Extracted records:
--- BEGIN ---

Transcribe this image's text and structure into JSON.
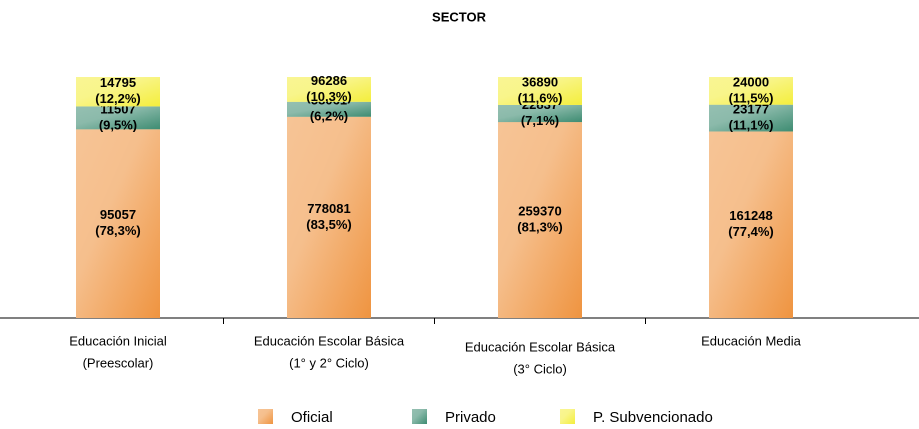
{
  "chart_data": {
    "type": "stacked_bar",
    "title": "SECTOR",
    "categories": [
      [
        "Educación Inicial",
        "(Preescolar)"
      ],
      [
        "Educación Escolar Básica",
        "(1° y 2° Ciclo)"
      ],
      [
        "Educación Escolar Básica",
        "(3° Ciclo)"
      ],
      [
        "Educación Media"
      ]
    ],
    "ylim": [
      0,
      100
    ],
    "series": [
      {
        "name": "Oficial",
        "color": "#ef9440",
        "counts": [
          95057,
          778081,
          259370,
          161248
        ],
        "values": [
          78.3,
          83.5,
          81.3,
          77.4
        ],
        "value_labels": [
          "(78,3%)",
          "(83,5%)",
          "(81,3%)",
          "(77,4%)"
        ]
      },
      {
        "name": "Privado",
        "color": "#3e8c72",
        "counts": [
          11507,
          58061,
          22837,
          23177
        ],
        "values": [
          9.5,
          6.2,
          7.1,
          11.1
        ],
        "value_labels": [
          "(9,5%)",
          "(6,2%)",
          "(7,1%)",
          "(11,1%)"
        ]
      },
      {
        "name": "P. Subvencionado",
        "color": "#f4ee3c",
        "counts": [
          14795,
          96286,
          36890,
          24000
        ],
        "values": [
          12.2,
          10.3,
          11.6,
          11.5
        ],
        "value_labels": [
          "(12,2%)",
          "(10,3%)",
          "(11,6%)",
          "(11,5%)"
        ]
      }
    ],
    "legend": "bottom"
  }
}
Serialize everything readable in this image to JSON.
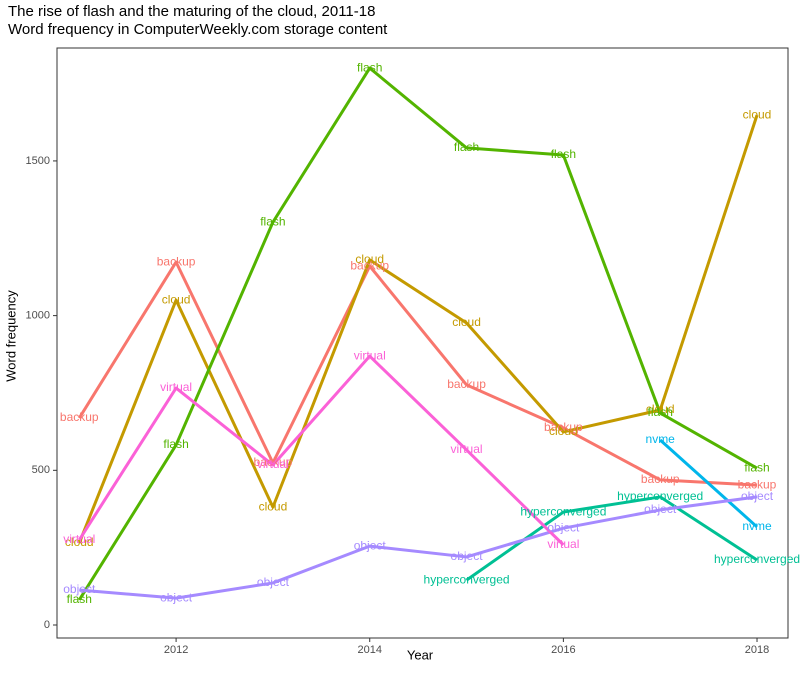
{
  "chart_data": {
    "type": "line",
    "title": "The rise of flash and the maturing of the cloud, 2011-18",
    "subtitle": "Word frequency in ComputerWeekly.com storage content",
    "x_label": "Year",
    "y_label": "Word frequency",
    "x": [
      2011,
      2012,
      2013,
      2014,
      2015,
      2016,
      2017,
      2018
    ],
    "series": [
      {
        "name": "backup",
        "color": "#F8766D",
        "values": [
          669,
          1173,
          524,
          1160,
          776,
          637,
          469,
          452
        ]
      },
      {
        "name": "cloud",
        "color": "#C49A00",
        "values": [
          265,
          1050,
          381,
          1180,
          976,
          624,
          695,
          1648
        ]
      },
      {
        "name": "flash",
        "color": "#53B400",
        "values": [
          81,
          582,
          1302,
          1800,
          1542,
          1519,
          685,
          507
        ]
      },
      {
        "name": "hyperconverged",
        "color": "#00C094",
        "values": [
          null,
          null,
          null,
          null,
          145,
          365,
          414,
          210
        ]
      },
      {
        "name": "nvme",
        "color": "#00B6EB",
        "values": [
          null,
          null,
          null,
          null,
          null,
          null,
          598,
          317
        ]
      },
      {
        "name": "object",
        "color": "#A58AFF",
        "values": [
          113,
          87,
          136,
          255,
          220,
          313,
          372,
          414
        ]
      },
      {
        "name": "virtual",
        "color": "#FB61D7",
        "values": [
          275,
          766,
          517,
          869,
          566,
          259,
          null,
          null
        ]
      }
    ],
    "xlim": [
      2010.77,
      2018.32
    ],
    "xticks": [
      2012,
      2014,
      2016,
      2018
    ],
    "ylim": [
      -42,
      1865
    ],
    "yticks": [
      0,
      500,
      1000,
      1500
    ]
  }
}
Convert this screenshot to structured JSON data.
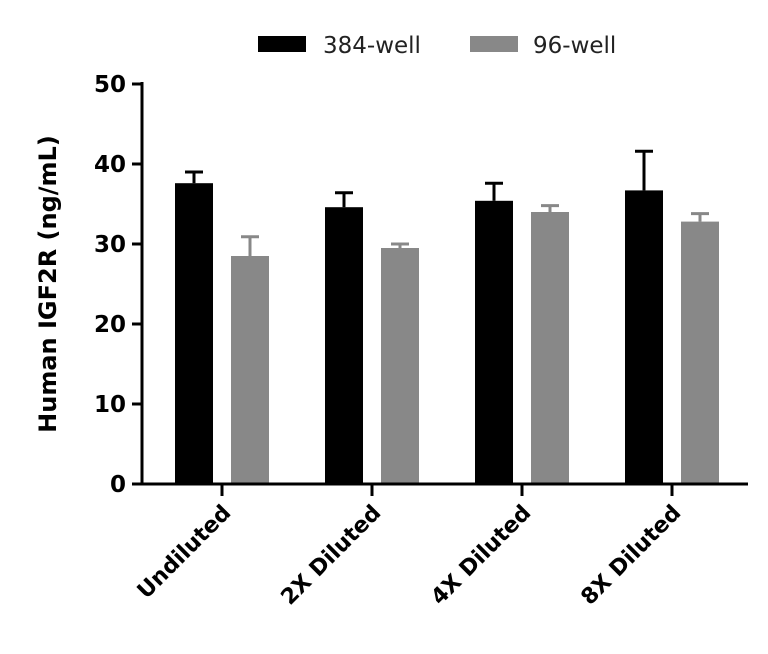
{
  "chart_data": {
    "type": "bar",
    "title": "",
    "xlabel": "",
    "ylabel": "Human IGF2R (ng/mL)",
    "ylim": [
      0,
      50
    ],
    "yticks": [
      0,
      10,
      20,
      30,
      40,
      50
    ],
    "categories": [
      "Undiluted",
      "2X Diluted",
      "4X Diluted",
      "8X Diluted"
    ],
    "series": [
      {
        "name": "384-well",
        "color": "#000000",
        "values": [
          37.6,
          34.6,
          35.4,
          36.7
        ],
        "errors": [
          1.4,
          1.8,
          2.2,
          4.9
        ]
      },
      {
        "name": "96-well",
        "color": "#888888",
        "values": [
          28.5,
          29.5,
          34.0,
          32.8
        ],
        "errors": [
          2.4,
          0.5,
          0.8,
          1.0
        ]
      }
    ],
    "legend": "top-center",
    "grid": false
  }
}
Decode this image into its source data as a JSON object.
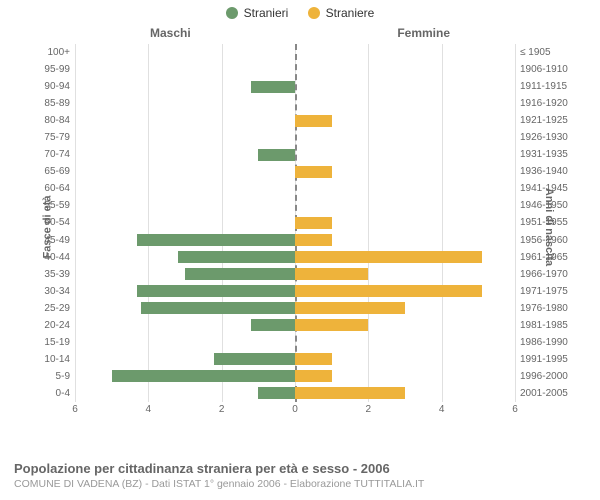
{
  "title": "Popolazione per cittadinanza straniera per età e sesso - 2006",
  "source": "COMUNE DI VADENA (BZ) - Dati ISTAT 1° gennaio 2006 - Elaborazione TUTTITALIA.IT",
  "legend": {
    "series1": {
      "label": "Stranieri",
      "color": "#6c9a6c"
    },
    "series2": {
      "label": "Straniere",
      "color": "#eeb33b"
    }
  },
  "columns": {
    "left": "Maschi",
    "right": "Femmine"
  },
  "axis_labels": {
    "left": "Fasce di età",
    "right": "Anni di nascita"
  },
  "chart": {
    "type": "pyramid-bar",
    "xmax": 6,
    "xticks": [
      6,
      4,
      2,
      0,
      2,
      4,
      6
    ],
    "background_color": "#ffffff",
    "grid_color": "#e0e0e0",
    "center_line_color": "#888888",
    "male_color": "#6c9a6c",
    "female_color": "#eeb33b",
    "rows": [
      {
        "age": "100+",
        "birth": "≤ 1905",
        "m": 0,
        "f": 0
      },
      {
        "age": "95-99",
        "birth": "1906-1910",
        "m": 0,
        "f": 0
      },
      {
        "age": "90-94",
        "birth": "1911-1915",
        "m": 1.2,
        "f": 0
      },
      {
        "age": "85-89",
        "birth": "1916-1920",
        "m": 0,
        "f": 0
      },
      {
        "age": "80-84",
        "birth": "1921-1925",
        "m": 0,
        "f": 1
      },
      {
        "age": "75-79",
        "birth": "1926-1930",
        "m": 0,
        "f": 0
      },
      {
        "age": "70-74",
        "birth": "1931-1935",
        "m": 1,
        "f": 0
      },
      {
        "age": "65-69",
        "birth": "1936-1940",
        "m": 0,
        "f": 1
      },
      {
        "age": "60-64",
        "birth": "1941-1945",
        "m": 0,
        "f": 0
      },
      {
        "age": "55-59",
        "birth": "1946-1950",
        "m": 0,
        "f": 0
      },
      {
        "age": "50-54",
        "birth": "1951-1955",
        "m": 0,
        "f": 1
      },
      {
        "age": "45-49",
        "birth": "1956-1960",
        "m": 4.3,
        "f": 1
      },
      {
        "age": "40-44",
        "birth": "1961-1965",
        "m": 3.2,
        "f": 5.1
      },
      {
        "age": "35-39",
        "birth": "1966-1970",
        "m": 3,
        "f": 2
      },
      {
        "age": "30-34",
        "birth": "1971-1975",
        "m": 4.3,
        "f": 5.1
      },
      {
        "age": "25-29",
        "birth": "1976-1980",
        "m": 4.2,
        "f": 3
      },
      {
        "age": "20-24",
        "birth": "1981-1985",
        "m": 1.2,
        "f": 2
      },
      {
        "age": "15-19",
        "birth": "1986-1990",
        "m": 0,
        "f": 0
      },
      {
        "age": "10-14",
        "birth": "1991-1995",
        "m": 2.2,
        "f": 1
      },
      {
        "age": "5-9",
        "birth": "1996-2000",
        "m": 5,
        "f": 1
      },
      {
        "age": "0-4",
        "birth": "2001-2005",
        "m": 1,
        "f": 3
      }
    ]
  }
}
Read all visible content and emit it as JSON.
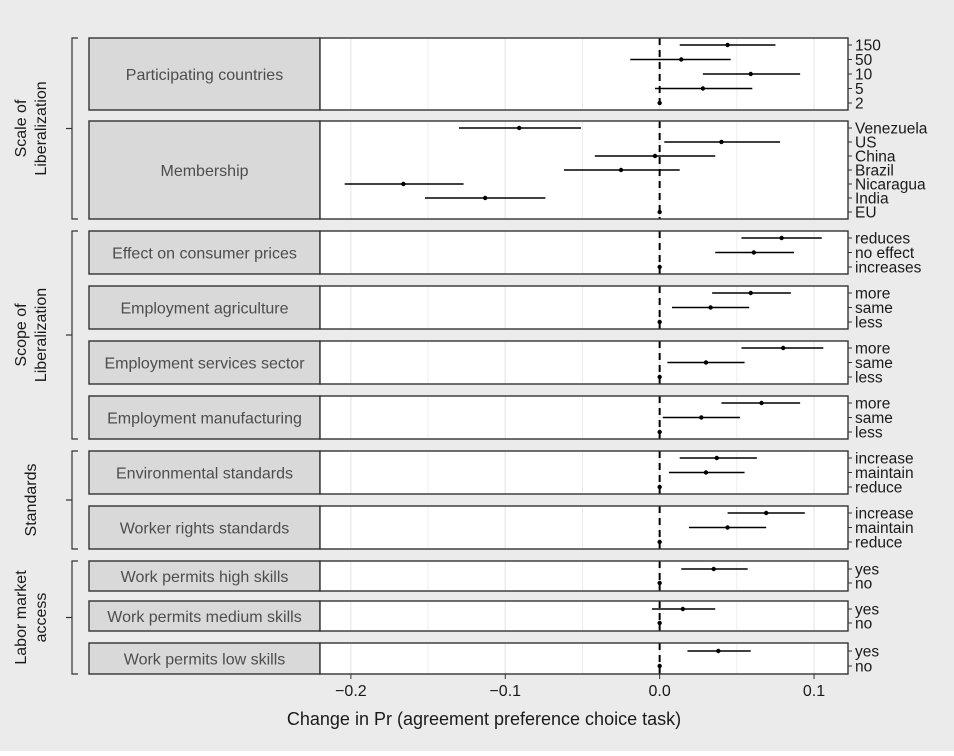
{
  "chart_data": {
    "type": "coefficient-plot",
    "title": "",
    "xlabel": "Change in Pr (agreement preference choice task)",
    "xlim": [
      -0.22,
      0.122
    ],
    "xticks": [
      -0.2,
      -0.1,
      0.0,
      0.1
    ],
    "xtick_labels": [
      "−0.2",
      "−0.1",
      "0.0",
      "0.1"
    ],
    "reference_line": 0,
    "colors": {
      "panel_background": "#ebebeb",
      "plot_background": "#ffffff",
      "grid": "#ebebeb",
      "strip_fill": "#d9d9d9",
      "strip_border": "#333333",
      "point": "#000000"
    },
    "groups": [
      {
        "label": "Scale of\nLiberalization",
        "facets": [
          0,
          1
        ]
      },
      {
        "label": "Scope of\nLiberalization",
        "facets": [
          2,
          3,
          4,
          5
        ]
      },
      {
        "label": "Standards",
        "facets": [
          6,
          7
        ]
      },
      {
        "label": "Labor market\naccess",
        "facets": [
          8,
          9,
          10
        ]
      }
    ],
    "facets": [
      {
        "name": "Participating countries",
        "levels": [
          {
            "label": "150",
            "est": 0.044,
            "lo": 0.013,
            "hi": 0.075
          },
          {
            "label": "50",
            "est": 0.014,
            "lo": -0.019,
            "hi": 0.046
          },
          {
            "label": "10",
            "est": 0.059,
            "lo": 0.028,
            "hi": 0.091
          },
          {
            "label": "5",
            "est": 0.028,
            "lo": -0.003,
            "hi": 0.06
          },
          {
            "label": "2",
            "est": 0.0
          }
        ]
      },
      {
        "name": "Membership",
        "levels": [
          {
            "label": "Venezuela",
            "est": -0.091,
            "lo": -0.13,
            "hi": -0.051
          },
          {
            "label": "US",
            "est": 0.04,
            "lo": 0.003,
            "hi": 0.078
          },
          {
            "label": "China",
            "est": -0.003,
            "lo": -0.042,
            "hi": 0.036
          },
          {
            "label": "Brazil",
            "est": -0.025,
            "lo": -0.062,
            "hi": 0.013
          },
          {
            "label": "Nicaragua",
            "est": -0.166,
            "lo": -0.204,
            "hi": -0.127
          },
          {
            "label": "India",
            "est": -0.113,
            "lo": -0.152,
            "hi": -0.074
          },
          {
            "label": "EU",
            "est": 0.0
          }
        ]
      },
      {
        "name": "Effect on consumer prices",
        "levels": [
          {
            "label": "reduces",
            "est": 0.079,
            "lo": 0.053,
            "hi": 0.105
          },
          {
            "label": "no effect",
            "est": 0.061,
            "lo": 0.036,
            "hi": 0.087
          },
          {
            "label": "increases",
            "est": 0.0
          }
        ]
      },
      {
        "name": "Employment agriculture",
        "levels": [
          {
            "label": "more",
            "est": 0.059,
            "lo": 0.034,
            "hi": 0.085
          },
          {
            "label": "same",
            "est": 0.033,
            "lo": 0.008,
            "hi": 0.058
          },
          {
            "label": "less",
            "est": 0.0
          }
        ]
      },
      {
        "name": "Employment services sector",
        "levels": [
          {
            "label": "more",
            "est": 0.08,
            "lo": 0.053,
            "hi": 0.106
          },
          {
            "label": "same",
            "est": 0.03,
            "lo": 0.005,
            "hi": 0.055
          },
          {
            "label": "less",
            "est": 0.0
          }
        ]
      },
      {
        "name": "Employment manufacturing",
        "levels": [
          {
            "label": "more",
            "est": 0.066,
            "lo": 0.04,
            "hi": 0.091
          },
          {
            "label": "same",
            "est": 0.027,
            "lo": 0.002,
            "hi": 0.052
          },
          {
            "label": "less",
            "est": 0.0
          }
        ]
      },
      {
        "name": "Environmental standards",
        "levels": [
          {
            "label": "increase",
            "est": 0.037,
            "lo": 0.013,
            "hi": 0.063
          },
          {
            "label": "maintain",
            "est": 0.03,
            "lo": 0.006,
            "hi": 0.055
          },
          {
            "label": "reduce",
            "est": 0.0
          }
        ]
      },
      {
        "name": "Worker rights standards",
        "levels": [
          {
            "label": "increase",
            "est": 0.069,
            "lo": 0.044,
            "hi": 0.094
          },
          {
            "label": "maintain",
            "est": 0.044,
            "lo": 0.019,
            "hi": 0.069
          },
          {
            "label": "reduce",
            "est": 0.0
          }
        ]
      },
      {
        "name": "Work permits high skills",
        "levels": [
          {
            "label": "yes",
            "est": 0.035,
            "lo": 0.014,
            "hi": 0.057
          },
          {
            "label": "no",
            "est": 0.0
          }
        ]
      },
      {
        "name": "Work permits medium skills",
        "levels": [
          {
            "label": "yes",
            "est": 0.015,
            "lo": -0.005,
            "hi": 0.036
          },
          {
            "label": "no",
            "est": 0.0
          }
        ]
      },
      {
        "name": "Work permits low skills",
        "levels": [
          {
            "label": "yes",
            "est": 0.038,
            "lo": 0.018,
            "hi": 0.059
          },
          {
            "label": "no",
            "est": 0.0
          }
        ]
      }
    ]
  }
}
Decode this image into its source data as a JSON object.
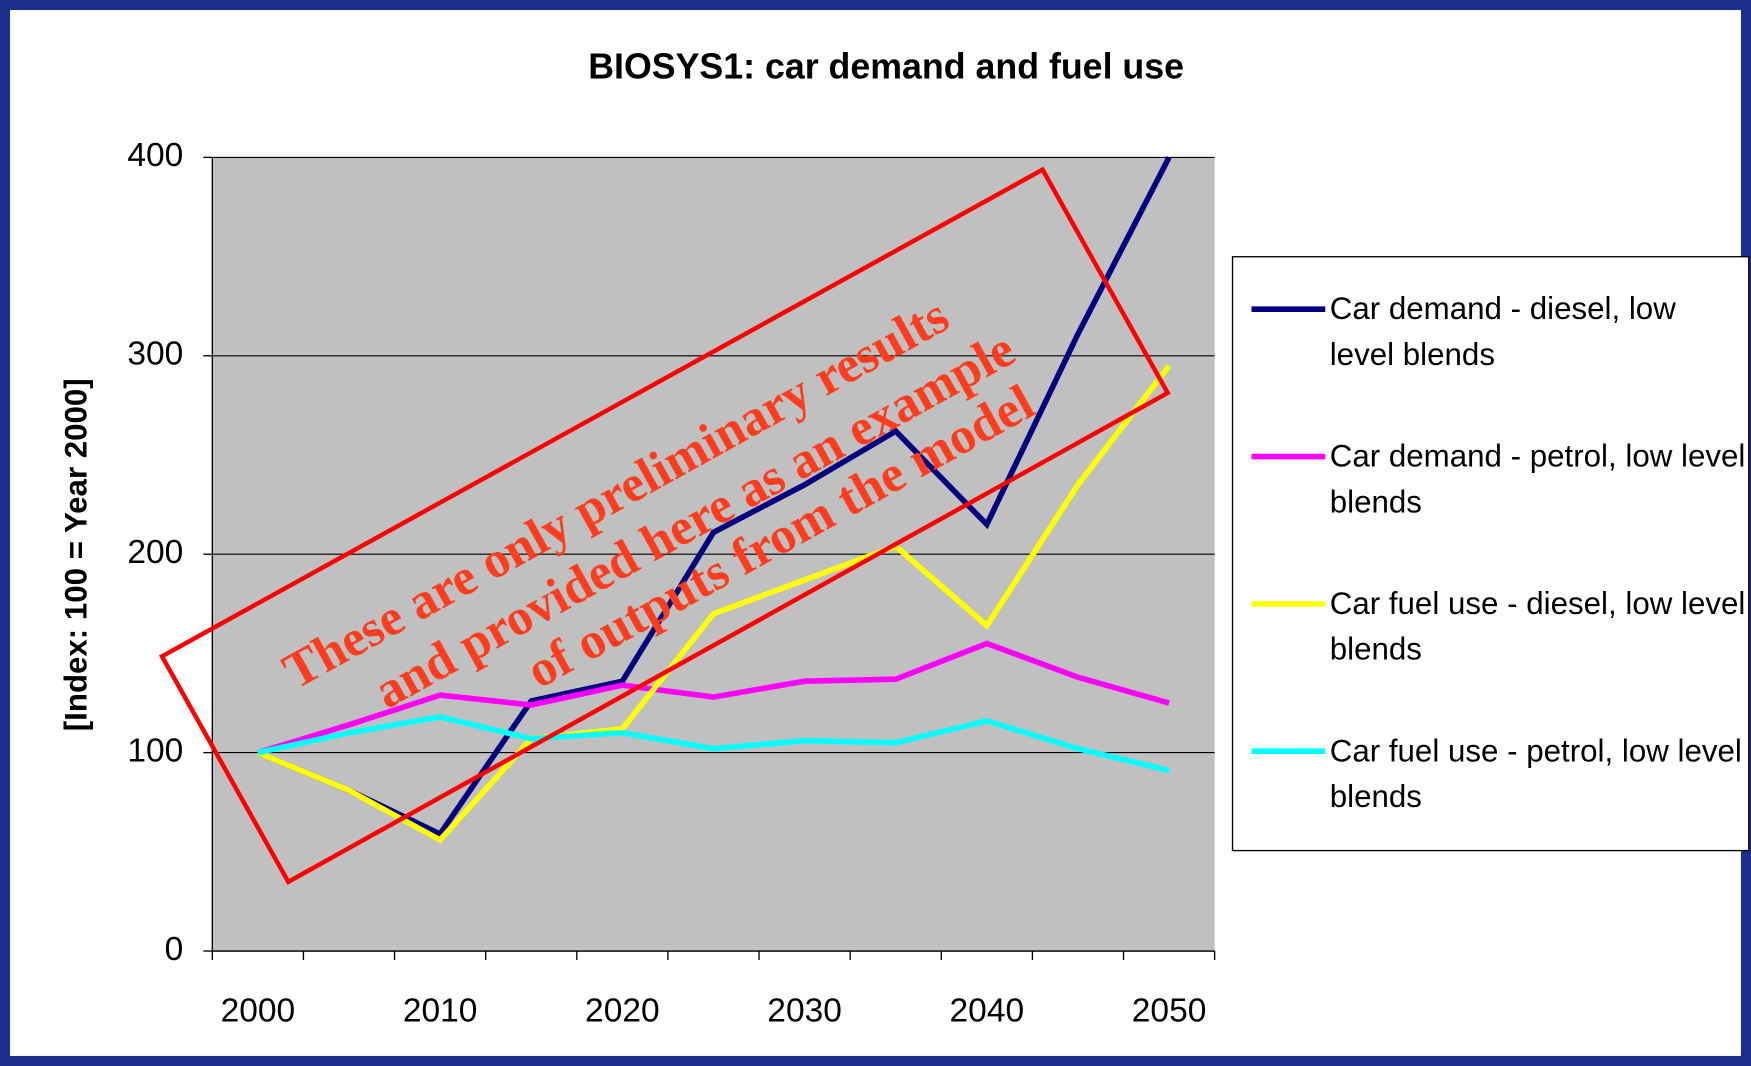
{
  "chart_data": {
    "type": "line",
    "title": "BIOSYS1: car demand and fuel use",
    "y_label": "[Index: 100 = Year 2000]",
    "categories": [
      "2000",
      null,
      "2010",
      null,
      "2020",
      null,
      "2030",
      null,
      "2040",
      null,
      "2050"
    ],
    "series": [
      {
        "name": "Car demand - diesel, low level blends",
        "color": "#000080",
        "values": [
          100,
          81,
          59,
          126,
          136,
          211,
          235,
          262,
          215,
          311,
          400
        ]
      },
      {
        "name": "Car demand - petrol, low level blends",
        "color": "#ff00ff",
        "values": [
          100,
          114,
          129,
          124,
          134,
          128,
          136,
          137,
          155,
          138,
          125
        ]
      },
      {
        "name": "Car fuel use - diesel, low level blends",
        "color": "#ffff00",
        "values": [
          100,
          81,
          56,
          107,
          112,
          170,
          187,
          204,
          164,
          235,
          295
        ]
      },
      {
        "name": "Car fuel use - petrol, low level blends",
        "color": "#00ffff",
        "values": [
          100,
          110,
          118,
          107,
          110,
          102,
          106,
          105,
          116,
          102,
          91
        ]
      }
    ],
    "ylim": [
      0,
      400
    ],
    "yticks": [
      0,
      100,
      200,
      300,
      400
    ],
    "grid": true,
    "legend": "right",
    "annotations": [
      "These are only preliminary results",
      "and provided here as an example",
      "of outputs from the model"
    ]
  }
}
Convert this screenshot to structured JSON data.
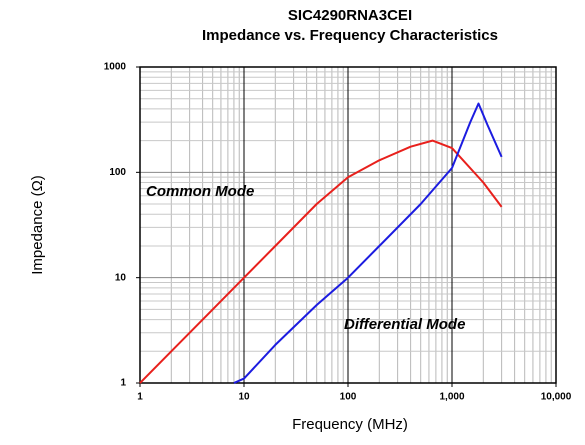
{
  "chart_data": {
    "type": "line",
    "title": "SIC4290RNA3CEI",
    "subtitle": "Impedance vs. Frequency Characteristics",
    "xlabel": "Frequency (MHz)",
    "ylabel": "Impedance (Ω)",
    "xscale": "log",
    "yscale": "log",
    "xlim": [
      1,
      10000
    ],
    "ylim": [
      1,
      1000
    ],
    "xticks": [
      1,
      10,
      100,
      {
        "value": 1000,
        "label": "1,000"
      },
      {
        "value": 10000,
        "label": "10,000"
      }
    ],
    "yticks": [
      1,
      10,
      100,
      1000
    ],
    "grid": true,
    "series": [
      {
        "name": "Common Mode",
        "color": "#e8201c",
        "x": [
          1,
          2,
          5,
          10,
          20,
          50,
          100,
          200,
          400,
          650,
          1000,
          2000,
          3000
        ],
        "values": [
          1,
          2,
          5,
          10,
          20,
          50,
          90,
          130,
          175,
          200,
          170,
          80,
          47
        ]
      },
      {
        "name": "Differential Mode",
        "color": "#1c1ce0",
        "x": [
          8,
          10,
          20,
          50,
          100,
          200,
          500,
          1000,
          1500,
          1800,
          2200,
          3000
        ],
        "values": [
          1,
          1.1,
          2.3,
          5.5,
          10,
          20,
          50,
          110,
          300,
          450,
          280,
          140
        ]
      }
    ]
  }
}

--- END ---

Task instructions: Copy out each line in the listing that has the word "ylabel".

Written solution:
    "ylabel": "Human IGF2R (ng/mL)",
    "ylabel": "Impedance (Ω)",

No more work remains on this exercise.